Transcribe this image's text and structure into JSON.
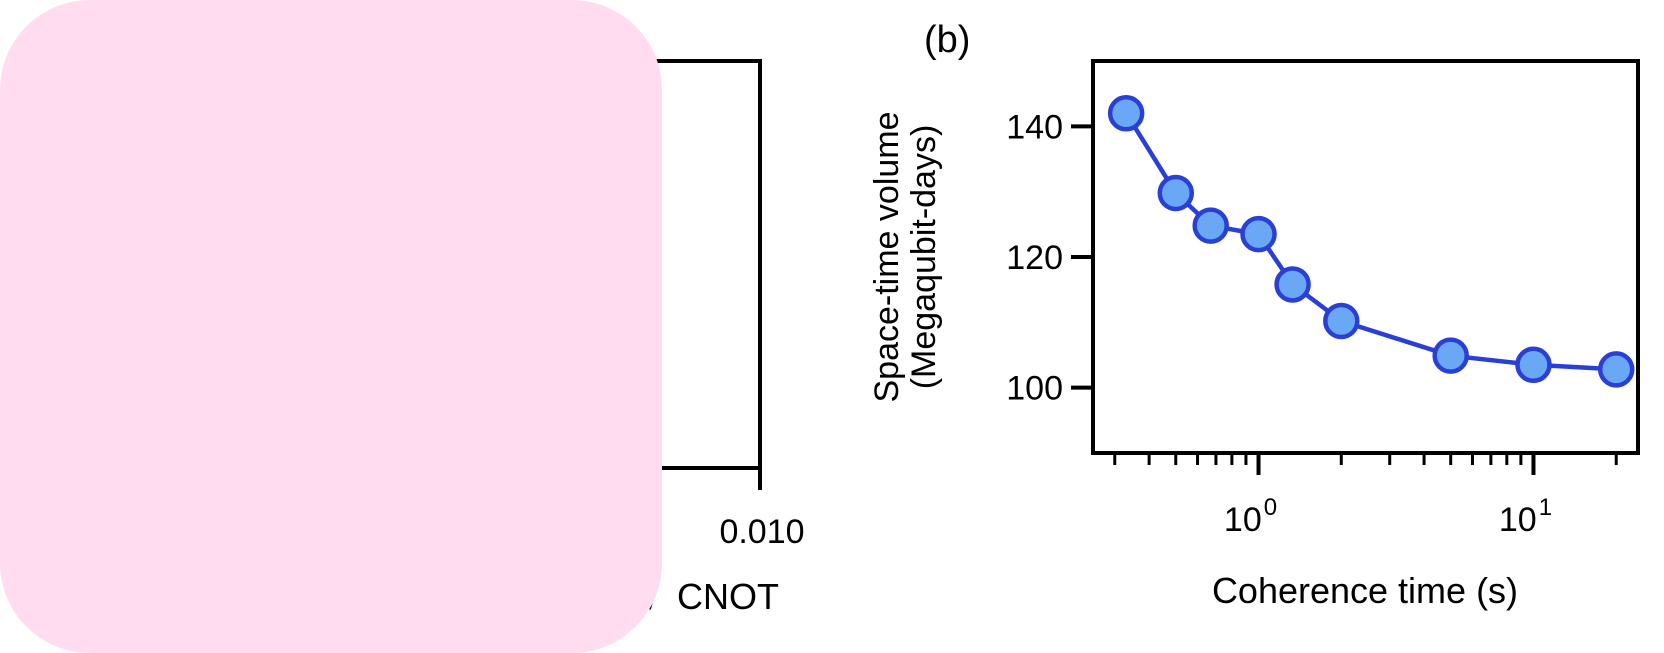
{
  "colors": {
    "line": "#2a3fd6",
    "marker_fill": "#6aa8f5",
    "axis": "#000000",
    "overlay": "#ffdcef"
  },
  "panel_a": {
    "xtick_visible": "0.010",
    "xlabel_visible_fragment": "CNOT"
  },
  "chart_data": [
    {
      "panel": "(b)",
      "type": "line",
      "title": "",
      "xlabel": "Coherence time (s)",
      "ylabel_line1": "Space-time volume",
      "ylabel_line2": "(Megaqubit-days)",
      "xscale": "log",
      "xlim": [
        0.25,
        24
      ],
      "ylim": [
        90,
        150
      ],
      "yticks": [
        100,
        120,
        140
      ],
      "ytick_labels": [
        "100",
        "120",
        "140"
      ],
      "xticks_major": [
        1,
        10
      ],
      "xtick_labels": [
        {
          "base": "10",
          "exp": "0"
        },
        {
          "base": "10",
          "exp": "1"
        }
      ],
      "xticks_minor": [
        0.3,
        0.4,
        0.5,
        0.6,
        0.7,
        0.8,
        0.9,
        2,
        3,
        4,
        5,
        6,
        7,
        8,
        9,
        20
      ],
      "x": [
        0.33,
        0.5,
        0.67,
        1.0,
        1.33,
        2.0,
        5.0,
        10.0,
        20.0
      ],
      "y": [
        142,
        129.8,
        124.8,
        123.5,
        115.8,
        110.2,
        104.9,
        103.5,
        102.8
      ],
      "grid": false,
      "legend": "none"
    }
  ]
}
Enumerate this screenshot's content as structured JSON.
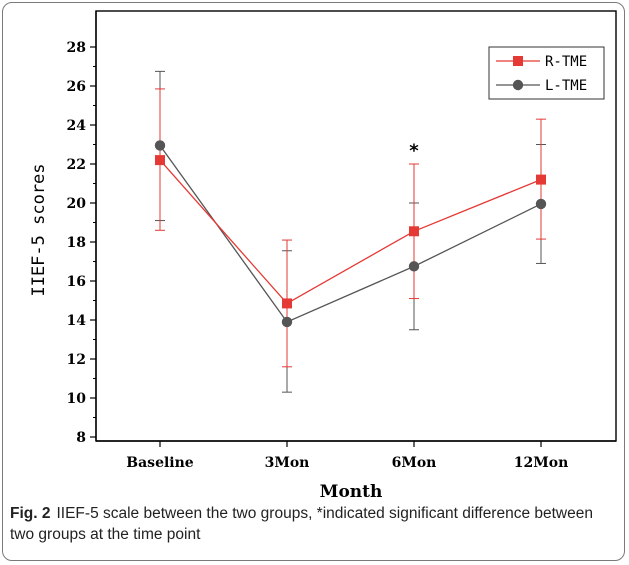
{
  "caption": {
    "label": "Fig. 2",
    "text": "IIEF-5 scale between the two groups, *indicated significant difference between two groups at the time point"
  },
  "chart_data": {
    "type": "line",
    "xlabel": "Month",
    "ylabel": "IIEF-5 scores",
    "categories": [
      "Baseline",
      "3Mon",
      "6Mon",
      "12Mon"
    ],
    "ylim": [
      8,
      28
    ],
    "yticks": [
      8,
      10,
      12,
      14,
      16,
      18,
      20,
      22,
      24,
      26,
      28
    ],
    "grid": false,
    "legend_position": "top-right",
    "series": [
      {
        "name": "R-TME",
        "color": "#e53935",
        "marker": "square",
        "values": [
          22.2,
          14.85,
          18.55,
          21.2
        ],
        "err_low": [
          18.6,
          11.6,
          15.1,
          18.15
        ],
        "err_high": [
          25.85,
          18.1,
          22.0,
          24.3
        ]
      },
      {
        "name": "L-TME",
        "color": "#555555",
        "marker": "circle",
        "values": [
          22.95,
          13.9,
          16.75,
          19.95
        ],
        "err_low": [
          19.1,
          10.3,
          13.5,
          16.9
        ],
        "err_high": [
          26.75,
          17.55,
          20.0,
          23.0
        ]
      }
    ],
    "annotations": [
      {
        "text": "*",
        "category": "6Mon",
        "y": 22.85
      }
    ]
  }
}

• • • • •

▶ **WHAT NEEDS TO BE DONE**
Images in the data above are to be skipped. Retype all other material exactly.

▶ **ANSWER TO THE TASK**
Transcribe this image's text and structure into JSON.
{
  "colors": {
    "line": "#2a3fd6",
    "marker_fill": "#6aa8f5",
    "axis": "#000000",
    "overlay": "#ffdcef"
  },
  "panel_a": {
    "xtick_visible": "0.010",
    "xlabel_visible_fragment": "CNOT"
  },
  "chart_data": [
    {
      "panel": "(b)",
      "type": "line",
      "title": "",
      "xlabel": "Coherence time (s)",
      "ylabel_line1": "Space-time volume",
      "ylabel_line2": "(Megaqubit-days)",
      "xscale": "log",
      "xlim": [
        0.25,
        24
      ],
      "ylim": [
        90,
        150
      ],
      "yticks": [
        100,
        120,
        140
      ],
      "ytick_labels": [
        "100",
        "120",
        "140"
      ],
      "xticks_major": [
        1,
        10
      ],
      "xtick_labels": [
        {
          "base": "10",
          "exp": "0"
        },
        {
          "base": "10",
          "exp": "1"
        }
      ],
      "xticks_minor": [
        0.3,
        0.4,
        0.5,
        0.6,
        0.7,
        0.8,
        0.9,
        2,
        3,
        4,
        5,
        6,
        7,
        8,
        9,
        20
      ],
      "x": [
        0.33,
        0.5,
        0.67,
        1.0,
        1.33,
        2.0,
        5.0,
        10.0,
        20.0
      ],
      "y": [
        142,
        129.8,
        124.8,
        123.5,
        115.8,
        110.2,
        104.9,
        103.5,
        102.8
      ],
      "grid": false,
      "legend": "none"
    }
  ]
}
Enumerate this screenshot's content as structured JSON.
{
  "caption": {
    "label": "Fig. 2",
    "text": "IIEF-5 scale between the two groups, *indicated significant difference between two groups at the time point"
  },
  "chart_data": {
    "type": "line",
    "xlabel": "Month",
    "ylabel": "IIEF-5 scores",
    "categories": [
      "Baseline",
      "3Mon",
      "6Mon",
      "12Mon"
    ],
    "ylim": [
      8,
      28
    ],
    "yticks": [
      8,
      10,
      12,
      14,
      16,
      18,
      20,
      22,
      24,
      26,
      28
    ],
    "grid": false,
    "legend_position": "top-right",
    "series": [
      {
        "name": "R-TME",
        "color": "#e53935",
        "marker": "square",
        "values": [
          22.2,
          14.85,
          18.55,
          21.2
        ],
        "err_low": [
          18.6,
          11.6,
          15.1,
          18.15
        ],
        "err_high": [
          25.85,
          18.1,
          22.0,
          24.3
        ]
      },
      {
        "name": "L-TME",
        "color": "#555555",
        "marker": "circle",
        "values": [
          22.95,
          13.9,
          16.75,
          19.95
        ],
        "err_low": [
          19.1,
          10.3,
          13.5,
          16.9
        ],
        "err_high": [
          26.75,
          17.55,
          20.0,
          23.0
        ]
      }
    ],
    "annotations": [
      {
        "text": "*",
        "category": "6Mon",
        "y": 22.85
      }
    ]
  }
}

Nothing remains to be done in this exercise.